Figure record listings
##############################

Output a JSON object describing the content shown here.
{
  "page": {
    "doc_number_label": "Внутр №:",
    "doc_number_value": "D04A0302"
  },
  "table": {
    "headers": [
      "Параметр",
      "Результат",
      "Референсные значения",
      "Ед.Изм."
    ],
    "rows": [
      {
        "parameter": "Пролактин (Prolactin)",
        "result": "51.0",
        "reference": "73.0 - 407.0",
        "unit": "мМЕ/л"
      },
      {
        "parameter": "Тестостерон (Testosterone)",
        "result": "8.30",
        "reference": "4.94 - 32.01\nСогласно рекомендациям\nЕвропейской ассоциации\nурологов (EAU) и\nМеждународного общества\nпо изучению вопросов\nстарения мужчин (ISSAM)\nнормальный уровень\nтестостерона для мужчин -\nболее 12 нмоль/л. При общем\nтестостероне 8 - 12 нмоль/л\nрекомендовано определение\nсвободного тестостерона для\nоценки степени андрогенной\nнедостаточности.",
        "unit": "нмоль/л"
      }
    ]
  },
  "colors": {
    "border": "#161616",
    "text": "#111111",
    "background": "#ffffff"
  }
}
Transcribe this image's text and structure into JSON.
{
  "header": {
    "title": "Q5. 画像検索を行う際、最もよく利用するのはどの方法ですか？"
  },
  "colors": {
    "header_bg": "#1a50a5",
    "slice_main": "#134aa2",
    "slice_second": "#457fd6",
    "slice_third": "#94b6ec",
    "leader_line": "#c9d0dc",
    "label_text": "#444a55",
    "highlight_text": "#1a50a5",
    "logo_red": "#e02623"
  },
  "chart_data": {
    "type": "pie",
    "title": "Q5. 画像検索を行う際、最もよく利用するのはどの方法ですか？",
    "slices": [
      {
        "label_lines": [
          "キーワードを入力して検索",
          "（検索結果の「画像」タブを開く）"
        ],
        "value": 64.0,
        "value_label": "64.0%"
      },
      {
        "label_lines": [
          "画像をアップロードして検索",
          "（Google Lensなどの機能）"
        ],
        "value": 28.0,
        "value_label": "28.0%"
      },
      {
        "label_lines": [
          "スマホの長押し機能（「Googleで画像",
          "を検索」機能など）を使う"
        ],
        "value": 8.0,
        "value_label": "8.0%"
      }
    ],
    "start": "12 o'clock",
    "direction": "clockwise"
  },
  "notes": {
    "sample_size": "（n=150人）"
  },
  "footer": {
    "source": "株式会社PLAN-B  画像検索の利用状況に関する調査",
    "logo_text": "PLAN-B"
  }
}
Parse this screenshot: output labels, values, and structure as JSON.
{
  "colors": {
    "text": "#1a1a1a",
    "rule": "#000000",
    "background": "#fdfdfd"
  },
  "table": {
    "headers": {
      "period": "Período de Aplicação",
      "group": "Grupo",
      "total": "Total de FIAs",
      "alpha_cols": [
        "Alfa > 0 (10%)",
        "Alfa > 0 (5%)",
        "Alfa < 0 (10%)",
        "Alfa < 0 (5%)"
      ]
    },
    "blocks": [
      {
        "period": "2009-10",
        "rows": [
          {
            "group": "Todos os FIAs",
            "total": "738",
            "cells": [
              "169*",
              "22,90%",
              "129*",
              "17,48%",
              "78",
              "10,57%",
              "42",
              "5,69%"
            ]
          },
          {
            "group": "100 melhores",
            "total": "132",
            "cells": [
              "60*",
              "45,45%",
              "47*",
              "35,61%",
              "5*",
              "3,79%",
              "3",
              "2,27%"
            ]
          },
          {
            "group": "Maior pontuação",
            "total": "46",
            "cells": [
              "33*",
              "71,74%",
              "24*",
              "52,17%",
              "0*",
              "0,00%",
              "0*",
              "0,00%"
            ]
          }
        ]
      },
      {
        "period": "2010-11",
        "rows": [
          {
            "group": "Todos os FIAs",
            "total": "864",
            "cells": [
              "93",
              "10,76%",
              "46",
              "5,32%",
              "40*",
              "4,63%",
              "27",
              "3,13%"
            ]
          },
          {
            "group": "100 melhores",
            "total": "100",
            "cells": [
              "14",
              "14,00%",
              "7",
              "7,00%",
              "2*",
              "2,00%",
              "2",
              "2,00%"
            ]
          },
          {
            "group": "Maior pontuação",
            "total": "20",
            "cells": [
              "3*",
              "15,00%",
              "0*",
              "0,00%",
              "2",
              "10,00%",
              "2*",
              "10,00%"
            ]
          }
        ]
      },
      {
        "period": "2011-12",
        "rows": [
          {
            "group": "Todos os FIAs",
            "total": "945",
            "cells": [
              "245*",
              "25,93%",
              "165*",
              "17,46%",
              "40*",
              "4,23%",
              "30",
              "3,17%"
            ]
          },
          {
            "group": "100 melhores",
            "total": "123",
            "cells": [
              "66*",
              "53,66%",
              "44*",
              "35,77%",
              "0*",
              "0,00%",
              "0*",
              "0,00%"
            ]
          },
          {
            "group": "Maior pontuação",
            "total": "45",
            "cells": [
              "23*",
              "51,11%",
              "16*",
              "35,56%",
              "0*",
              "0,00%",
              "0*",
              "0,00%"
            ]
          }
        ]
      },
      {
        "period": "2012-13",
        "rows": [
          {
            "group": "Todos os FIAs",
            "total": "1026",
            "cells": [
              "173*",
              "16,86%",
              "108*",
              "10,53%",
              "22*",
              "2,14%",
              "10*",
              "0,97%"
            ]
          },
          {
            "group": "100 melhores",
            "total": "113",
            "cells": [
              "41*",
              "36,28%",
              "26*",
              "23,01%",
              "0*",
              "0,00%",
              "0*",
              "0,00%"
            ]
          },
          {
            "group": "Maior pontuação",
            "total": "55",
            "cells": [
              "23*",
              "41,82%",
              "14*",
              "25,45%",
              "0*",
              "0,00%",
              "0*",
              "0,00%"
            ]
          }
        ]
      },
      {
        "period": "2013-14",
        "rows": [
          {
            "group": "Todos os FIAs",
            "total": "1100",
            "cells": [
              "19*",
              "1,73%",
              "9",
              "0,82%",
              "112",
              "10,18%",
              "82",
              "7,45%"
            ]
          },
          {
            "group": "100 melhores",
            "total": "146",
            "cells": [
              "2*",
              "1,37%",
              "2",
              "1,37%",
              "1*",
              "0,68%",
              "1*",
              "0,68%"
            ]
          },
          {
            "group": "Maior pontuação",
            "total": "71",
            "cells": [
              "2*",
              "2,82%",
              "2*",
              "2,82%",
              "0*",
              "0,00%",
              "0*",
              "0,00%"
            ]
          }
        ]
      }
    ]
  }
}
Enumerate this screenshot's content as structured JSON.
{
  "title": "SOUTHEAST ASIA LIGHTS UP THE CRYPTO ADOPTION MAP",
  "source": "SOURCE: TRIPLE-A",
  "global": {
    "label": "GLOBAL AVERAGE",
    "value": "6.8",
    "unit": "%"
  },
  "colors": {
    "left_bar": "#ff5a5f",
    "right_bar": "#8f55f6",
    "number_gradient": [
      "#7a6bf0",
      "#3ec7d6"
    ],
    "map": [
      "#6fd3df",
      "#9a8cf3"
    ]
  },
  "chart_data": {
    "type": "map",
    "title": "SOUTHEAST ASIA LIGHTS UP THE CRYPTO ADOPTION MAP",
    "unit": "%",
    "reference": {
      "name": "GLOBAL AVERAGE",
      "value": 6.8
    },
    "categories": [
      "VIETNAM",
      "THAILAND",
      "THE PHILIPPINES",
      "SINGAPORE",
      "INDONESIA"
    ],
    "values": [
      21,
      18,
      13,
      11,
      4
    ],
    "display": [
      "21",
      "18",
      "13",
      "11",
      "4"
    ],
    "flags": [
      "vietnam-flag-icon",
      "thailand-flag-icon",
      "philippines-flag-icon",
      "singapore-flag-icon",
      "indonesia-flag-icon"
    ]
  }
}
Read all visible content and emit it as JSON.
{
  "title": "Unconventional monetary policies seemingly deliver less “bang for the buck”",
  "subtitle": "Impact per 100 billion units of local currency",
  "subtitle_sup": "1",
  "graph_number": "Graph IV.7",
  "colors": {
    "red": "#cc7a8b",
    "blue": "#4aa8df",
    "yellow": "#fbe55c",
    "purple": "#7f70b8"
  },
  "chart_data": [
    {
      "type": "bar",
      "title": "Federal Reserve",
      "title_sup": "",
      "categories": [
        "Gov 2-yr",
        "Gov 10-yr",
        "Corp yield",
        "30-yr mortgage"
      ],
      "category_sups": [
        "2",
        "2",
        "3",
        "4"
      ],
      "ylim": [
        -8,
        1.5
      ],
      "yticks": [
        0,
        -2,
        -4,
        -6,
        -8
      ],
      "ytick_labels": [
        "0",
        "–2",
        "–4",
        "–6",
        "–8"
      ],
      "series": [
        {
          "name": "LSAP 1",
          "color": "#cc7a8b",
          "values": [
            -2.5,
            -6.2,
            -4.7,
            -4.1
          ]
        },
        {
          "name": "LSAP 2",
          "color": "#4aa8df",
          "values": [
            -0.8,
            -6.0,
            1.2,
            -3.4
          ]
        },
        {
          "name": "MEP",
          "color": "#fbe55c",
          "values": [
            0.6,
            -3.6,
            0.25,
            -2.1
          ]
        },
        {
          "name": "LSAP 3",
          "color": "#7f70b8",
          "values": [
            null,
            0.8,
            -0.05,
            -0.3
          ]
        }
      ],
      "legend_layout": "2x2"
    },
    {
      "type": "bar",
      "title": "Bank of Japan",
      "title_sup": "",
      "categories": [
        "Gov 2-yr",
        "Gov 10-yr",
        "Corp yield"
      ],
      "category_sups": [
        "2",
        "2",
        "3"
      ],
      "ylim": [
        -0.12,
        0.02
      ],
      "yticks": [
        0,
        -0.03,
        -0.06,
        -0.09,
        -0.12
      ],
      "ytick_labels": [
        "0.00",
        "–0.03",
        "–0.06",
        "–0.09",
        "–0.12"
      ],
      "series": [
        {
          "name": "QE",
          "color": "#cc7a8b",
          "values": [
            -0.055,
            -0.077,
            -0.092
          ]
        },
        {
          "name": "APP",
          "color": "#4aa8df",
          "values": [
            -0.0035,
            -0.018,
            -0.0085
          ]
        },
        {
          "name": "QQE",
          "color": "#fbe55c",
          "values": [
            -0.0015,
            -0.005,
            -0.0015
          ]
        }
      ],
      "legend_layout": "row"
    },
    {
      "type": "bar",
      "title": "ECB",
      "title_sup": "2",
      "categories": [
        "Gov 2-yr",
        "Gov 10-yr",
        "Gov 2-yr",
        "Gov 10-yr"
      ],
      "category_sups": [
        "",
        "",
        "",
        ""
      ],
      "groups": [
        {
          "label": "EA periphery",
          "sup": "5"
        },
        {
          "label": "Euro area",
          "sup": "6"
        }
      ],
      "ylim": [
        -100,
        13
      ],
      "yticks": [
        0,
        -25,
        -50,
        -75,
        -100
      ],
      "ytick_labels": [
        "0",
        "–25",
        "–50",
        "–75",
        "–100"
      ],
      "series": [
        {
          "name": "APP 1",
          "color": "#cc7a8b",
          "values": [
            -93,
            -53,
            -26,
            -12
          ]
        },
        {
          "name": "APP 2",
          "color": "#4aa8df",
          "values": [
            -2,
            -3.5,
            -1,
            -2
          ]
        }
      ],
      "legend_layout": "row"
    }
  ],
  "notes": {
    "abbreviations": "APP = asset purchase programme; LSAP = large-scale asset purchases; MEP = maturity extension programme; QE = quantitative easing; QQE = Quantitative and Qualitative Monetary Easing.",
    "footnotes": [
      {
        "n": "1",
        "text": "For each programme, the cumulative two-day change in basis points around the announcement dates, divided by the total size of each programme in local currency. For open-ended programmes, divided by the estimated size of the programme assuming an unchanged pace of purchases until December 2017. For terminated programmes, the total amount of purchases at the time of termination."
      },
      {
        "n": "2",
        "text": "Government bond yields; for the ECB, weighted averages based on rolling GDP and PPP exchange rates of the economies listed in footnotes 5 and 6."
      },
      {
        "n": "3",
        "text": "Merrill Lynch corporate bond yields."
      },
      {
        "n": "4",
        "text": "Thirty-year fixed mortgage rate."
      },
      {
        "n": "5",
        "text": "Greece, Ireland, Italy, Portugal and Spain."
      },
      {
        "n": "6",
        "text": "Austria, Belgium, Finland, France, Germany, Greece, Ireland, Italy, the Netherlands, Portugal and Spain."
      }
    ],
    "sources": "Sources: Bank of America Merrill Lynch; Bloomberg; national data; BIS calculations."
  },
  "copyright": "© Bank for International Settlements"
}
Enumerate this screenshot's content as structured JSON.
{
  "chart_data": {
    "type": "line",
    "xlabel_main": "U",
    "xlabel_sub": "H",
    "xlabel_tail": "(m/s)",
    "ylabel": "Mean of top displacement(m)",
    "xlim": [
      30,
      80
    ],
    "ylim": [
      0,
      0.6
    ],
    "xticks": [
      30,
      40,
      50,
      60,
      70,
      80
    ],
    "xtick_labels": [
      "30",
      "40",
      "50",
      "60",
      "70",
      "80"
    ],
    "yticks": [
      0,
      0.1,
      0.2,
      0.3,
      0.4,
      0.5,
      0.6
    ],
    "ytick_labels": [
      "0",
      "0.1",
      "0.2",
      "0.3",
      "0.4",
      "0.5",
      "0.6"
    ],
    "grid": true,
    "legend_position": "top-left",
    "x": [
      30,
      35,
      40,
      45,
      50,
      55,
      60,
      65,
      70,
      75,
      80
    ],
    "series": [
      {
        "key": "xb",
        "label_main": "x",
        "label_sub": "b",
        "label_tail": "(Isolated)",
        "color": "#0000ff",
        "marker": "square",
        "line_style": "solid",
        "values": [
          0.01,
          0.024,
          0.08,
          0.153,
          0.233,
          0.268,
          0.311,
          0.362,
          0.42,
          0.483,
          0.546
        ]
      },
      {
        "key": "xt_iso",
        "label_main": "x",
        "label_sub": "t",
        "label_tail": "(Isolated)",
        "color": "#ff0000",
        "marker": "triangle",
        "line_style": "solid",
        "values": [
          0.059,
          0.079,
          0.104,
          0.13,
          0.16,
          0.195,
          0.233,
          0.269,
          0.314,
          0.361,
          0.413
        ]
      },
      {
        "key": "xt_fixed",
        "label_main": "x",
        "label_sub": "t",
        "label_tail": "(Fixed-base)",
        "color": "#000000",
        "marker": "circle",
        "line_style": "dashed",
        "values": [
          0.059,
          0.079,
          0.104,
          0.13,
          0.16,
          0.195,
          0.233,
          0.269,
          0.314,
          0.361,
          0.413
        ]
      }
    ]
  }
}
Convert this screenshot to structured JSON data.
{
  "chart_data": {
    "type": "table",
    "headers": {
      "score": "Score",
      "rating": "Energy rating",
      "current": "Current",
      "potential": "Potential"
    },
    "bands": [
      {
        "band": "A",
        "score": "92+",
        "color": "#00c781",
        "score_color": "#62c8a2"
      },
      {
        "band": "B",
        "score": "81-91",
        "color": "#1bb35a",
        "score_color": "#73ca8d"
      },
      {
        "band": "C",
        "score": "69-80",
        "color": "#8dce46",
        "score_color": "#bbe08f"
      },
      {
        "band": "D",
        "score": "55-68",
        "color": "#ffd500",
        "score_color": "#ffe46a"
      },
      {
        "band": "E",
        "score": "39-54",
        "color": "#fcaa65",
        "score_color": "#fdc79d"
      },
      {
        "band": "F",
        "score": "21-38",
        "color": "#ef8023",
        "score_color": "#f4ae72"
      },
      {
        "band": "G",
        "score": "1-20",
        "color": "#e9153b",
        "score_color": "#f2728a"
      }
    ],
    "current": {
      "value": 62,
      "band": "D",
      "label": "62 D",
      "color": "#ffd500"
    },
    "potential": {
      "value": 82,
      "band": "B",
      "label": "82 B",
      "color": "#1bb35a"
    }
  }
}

##############################

Given problem | Find the word "reference" in the records and pull out each line that has it.

Response |
        "reference": "73.0 - 407.0",
        "reference": "4.94 - 32.01\nСогласно рекомендациям\nЕвропейской ассоциации\nурологов (EAU) и\nМеждународного общества\nпо изучению вопросов\nстарения мужчин (ISSAM)\nнормальный уровень\nтестостерона для мужчин -\nболее 12 нмоль/л. При общем\nтестостероне 8 - 12 нмоль/л\nрекомендовано определение\nсвободного тестостерона для\nоценки степени андрогенной\nнедостаточности.",
    "reference": {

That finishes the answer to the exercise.